→ SET PROBLEM
List each line holding the string "color".

→ DATA IN THIS EXERCISE

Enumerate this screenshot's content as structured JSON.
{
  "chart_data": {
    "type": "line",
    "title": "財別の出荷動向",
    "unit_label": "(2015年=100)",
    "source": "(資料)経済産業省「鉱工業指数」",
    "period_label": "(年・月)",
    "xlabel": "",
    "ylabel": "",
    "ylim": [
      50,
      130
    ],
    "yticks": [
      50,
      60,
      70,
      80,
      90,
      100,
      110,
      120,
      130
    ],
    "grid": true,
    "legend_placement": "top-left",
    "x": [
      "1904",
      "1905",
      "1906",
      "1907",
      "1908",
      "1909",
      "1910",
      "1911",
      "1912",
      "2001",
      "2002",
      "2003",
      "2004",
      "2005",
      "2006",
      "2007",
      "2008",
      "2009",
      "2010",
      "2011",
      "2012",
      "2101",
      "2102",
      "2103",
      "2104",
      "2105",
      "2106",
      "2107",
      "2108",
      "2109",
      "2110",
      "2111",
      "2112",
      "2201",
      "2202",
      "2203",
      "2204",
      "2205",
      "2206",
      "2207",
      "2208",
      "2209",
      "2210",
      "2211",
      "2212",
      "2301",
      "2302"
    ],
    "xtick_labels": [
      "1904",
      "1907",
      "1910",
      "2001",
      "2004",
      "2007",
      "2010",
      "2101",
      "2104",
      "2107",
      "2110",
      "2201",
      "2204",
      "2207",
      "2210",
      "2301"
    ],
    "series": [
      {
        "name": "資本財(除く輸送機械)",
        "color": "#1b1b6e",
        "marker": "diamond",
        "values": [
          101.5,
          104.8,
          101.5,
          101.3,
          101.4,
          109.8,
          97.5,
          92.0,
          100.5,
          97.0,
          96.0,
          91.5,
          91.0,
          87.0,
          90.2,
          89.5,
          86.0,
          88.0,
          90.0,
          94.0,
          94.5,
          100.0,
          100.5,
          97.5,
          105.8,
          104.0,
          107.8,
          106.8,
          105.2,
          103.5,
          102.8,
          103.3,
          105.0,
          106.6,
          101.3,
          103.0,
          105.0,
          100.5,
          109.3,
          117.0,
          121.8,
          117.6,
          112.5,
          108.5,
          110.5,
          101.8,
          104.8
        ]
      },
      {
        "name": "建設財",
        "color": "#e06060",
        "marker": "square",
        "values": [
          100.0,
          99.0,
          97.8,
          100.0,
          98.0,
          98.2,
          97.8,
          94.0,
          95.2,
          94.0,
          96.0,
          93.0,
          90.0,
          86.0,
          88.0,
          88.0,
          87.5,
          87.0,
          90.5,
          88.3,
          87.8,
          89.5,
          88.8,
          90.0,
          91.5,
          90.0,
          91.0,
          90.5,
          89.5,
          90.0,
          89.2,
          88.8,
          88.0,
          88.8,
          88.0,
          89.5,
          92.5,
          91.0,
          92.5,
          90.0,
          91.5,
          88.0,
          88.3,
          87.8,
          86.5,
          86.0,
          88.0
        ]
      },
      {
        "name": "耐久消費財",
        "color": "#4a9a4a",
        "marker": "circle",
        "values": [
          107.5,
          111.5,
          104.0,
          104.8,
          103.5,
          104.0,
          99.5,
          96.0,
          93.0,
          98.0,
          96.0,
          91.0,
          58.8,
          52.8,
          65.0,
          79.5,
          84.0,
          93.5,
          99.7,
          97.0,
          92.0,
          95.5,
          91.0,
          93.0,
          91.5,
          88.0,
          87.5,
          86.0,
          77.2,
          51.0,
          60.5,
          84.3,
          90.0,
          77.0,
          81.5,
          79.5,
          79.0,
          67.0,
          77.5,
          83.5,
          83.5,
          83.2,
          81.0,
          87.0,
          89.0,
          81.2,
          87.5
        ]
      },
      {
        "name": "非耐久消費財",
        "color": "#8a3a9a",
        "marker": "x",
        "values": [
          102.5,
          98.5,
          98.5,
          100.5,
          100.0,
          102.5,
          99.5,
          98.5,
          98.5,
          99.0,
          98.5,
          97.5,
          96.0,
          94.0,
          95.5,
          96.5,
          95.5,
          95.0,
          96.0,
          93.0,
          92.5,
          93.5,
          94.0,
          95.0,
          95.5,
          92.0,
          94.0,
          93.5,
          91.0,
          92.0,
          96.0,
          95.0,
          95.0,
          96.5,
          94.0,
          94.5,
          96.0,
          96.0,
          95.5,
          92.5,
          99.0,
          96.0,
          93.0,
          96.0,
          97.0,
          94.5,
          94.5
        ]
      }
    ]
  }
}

→ EXPECTED ANSWER
        "color": "#1b1b6e",
        "color": "#e06060",
        "color": "#4a9a4a",
        "color": "#8a3a9a",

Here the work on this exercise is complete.